Data shown:

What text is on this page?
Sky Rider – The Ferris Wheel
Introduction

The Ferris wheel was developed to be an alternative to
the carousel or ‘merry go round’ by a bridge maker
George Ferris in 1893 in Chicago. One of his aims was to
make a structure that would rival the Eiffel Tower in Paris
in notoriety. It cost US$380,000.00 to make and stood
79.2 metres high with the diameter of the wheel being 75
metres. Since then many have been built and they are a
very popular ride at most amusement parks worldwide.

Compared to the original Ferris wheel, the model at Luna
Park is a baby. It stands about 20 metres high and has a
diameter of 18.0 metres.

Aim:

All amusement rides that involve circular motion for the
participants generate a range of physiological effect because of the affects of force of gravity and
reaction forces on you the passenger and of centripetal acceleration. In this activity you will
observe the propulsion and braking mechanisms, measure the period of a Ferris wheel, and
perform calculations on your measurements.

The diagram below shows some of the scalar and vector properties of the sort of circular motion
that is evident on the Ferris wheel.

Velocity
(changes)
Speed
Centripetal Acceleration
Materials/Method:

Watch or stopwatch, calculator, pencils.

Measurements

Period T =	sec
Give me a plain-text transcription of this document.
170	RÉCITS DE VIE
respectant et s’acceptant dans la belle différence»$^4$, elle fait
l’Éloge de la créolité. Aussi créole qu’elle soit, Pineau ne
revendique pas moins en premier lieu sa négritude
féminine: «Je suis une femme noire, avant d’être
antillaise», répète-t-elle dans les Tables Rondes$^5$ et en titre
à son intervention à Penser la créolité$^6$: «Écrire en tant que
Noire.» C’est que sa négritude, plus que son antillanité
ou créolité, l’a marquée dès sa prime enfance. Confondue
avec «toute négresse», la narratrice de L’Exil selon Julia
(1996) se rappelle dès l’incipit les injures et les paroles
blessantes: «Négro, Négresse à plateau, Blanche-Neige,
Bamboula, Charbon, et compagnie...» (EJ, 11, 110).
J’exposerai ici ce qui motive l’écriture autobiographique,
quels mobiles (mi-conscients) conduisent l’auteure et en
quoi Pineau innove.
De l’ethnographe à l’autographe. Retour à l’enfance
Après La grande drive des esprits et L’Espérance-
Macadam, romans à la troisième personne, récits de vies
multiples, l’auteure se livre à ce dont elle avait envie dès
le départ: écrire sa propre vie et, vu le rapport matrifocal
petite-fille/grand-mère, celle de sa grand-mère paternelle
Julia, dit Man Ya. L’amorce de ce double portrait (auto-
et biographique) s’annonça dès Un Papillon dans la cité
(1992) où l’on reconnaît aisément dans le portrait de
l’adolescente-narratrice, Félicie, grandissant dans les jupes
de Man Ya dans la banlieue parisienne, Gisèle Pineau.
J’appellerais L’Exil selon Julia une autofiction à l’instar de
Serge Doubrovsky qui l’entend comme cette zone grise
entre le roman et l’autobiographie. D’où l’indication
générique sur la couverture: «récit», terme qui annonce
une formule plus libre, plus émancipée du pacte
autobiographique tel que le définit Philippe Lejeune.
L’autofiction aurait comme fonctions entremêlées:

Goal: Show the lines where the word "amusement" appears in the entries.

Solution to the problem:
very popular ride at most amusement parks worldwide.
All amusement rides that involve circular motion for the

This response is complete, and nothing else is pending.